* Start Data shown *

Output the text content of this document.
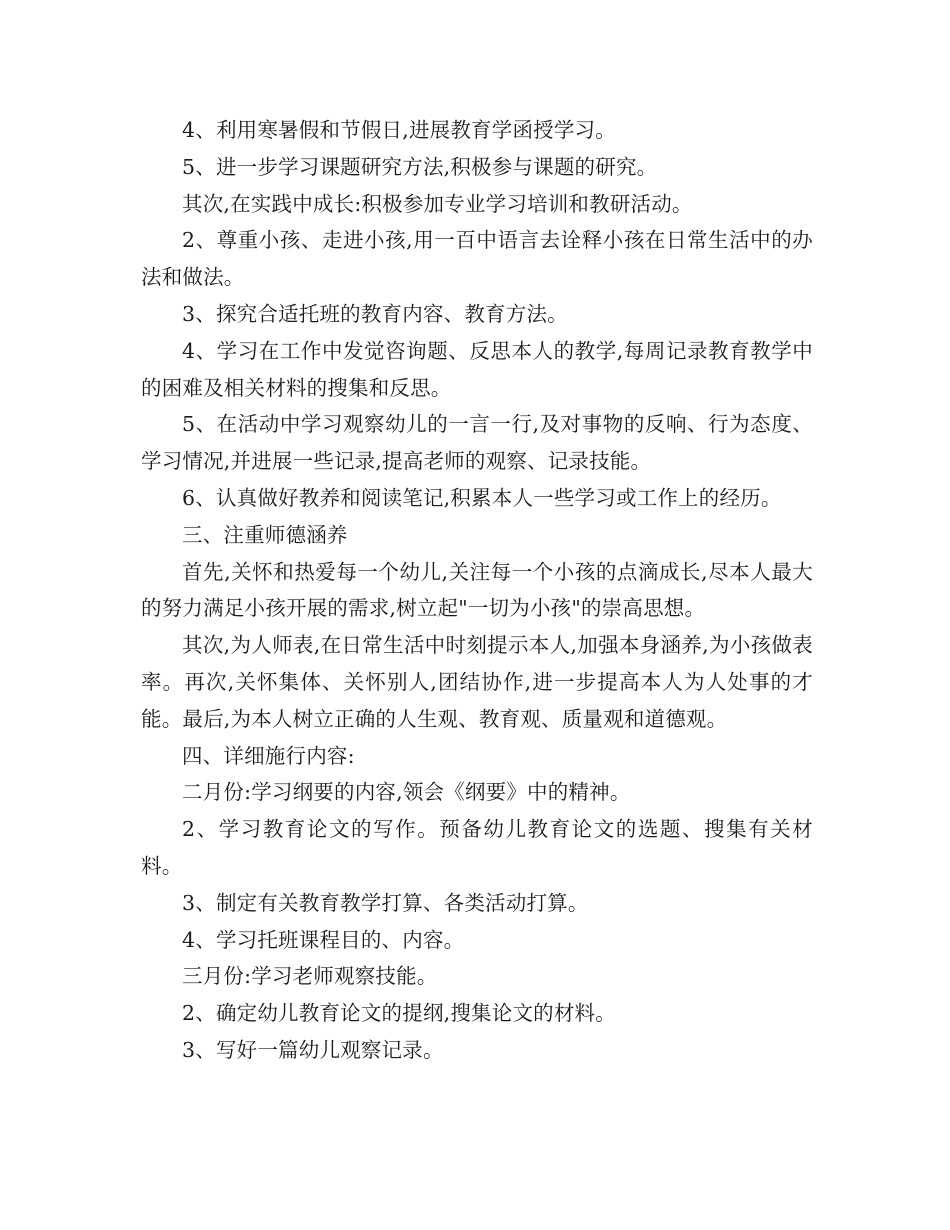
4、利用寒暑假和节假日,进展教育学函授学习。

5、进一步学习课题研究方法,积极参与课题的研究。

其次,在实践中成长:积极参加专业学习培训和教研活动。

2、尊重小孩、走进小孩,用一百中语言去诠释小孩在日常生活中的办法和做法。

3、探究合适托班的教育内容、教育方法。

4、学习在工作中发觉咨询题、反思本人的教学,每周记录教育教学中的困难及相关材料的搜集和反思。

5、在活动中学习观察幼儿的一言一行,及对事物的反响、行为态度、学习情况,并进展一些记录,提高老师的观察、记录技能。

6、认真做好教养和阅读笔记,积累本人一些学习或工作上的经历。

三、注重师德涵养

首先,关怀和热爱每一个幼儿,关注每一个小孩的点滴成长,尽本人最大的努力满足小孩开展的需求,树立起"一切为小孩"的崇高思想。

其次,为人师表,在日常生活中时刻提示本人,加强本身涵养,为小孩做表率。再次,关怀集体、关怀别人,团结协作,进一步提高本人为人处事的才能。最后,为本人树立正确的人生观、教育观、质量观和道德观。

四、详细施行内容:

二月份:学习纲要的内容,领会《纲要》中的精神。

2、学习教育论文的写作。预备幼儿教育论文的选题、搜集有关材料。

3、制定有关教育教学打算、各类活动打算。

4、学习托班课程目的、内容。

三月份:学习老师观察技能。

2、确定幼儿教育论文的提纲,搜集论文的材料。

3、写好一篇幼儿观察记录。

* End Data shown *

Quote all the records verbatim, dropping any pictures from your copy.

-- Answer to this exercise --
Output the text content of this document.
4、利用寒暑假和节假日,进展教育学函授学习。

5、进一步学习课题研究方法,积极参与课题的研究。

其次,在实践中成长:积极参加专业学习培训和教研活动。

2、尊重小孩、走进小孩,用一百中语言去诠释小孩在日常生活中的办法和做法。

3、探究合适托班的教育内容、教育方法。

4、学习在工作中发觉咨询题、反思本人的教学,每周记录教育教学中的困难及相关材料的搜集和反思。

5、在活动中学习观察幼儿的一言一行,及对事物的反响、行为态度、学习情况,并进展一些记录,提高老师的观察、记录技能。

6、认真做好教养和阅读笔记,积累本人一些学习或工作上的经历。

三、注重师德涵养

首先,关怀和热爱每一个幼儿,关注每一个小孩的点滴成长,尽本人最大的努力满足小孩开展的需求,树立起"一切为小孩"的崇高思想。

其次,为人师表,在日常生活中时刻提示本人,加强本身涵养,为小孩做表率。再次,关怀集体、关怀别人,团结协作,进一步提高本人为人处事的才能。最后,为本人树立正确的人生观、教育观、质量观和道德观。

四、详细施行内容:

二月份:学习纲要的内容,领会《纲要》中的精神。

2、学习教育论文的写作。预备幼儿教育论文的选题、搜集有关材料。

3、制定有关教育教学打算、各类活动打算。

4、学习托班课程目的、内容。

三月份:学习老师观察技能。

2、确定幼儿教育论文的提纲,搜集论文的材料。

3、写好一篇幼儿观察记录。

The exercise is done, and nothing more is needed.